EXERCISE DETAILS: Reproduce the records below, putting "key-cell" wherever "legend-cell" appears and keeping everything else the same.

━━━ PROVIDED MATERIAL ━━━

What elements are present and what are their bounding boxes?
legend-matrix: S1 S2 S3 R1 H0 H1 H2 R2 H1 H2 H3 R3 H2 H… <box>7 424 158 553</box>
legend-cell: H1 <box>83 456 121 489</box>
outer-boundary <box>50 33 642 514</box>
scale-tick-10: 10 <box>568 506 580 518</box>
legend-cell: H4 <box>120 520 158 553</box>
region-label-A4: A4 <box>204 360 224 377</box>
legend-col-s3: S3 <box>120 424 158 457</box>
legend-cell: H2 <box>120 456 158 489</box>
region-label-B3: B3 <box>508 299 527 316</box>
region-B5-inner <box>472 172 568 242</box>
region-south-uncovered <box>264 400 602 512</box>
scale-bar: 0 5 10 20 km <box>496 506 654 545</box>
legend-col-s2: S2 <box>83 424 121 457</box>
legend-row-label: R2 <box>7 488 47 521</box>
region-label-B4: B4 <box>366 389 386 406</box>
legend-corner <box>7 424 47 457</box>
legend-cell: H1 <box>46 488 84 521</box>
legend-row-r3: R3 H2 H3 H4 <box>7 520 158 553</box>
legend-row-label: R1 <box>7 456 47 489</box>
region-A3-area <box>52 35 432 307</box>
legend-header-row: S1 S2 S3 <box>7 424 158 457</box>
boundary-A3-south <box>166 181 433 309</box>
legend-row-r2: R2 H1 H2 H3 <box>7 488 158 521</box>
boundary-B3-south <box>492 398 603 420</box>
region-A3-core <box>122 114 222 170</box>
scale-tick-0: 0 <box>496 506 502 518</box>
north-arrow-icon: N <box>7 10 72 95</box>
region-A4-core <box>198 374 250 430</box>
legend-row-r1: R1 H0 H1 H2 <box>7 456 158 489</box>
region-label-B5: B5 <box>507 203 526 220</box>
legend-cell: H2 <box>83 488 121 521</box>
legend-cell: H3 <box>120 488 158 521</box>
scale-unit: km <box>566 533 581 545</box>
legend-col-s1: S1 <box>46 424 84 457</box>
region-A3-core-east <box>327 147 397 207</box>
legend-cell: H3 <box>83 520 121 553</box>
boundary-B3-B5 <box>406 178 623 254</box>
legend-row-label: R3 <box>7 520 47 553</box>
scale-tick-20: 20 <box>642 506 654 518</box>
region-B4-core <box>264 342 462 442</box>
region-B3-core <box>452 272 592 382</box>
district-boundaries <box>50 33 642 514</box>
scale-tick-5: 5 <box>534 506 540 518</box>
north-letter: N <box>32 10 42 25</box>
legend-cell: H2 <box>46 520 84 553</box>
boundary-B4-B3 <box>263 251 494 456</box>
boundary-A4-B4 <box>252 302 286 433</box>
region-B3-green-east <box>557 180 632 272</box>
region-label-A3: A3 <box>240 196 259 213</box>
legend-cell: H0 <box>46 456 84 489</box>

━━━

WRITTEN SOLUTION:
What elements are present and what are their bounding boxes?
legend-matrix: S1 S2 S3 R1 H0 H1 H2 R2 H1 H2 H3 R3 H2 H… <box>7 424 158 553</box>
key-cell: H1 <box>83 456 121 489</box>
outer-boundary <box>50 33 642 514</box>
scale-tick-10: 10 <box>568 506 580 518</box>
key-cell: H4 <box>120 520 158 553</box>
region-label-A4: A4 <box>204 360 224 377</box>
legend-col-s3: S3 <box>120 424 158 457</box>
key-cell: H2 <box>120 456 158 489</box>
region-label-B3: B3 <box>508 299 527 316</box>
region-B5-inner <box>472 172 568 242</box>
region-south-uncovered <box>264 400 602 512</box>
scale-bar: 0 5 10 20 km <box>496 506 654 545</box>
legend-col-s2: S2 <box>83 424 121 457</box>
legend-row-label: R2 <box>7 488 47 521</box>
region-label-B4: B4 <box>366 389 386 406</box>
legend-corner <box>7 424 47 457</box>
key-cell: H1 <box>46 488 84 521</box>
legend-row-r3: R3 H2 H3 H4 <box>7 520 158 553</box>
legend-row-label: R1 <box>7 456 47 489</box>
region-A3-area <box>52 35 432 307</box>
legend-header-row: S1 S2 S3 <box>7 424 158 457</box>
boundary-A3-south <box>166 181 433 309</box>
legend-row-r2: R2 H1 H2 H3 <box>7 488 158 521</box>
boundary-B3-south <box>492 398 603 420</box>
region-A3-core <box>122 114 222 170</box>
scale-tick-0: 0 <box>496 506 502 518</box>
north-arrow-icon: N <box>7 10 72 95</box>
region-A4-core <box>198 374 250 430</box>
legend-row-r1: R1 H0 H1 H2 <box>7 456 158 489</box>
region-label-B5: B5 <box>507 203 526 220</box>
key-cell: H2 <box>83 488 121 521</box>
key-cell: H3 <box>120 488 158 521</box>
scale-unit: km <box>566 533 581 545</box>
legend-col-s1: S1 <box>46 424 84 457</box>
region-A3-core-east <box>327 147 397 207</box>
key-cell: H3 <box>83 520 121 553</box>
boundary-B3-B5 <box>406 178 623 254</box>
legend-row-label: R3 <box>7 520 47 553</box>
scale-tick-20: 20 <box>642 506 654 518</box>
region-B4-core <box>264 342 462 442</box>
region-B3-core <box>452 272 592 382</box>
district-boundaries <box>50 33 642 514</box>
scale-tick-5: 5 <box>534 506 540 518</box>
north-letter: N <box>32 10 42 25</box>
key-cell: H2 <box>46 520 84 553</box>
boundary-B4-B3 <box>263 251 494 456</box>
boundary-A4-B4 <box>252 302 286 433</box>
region-B3-green-east <box>557 180 632 272</box>
region-label-A3: A3 <box>240 196 259 213</box>
key-cell: H0 <box>46 456 84 489</box>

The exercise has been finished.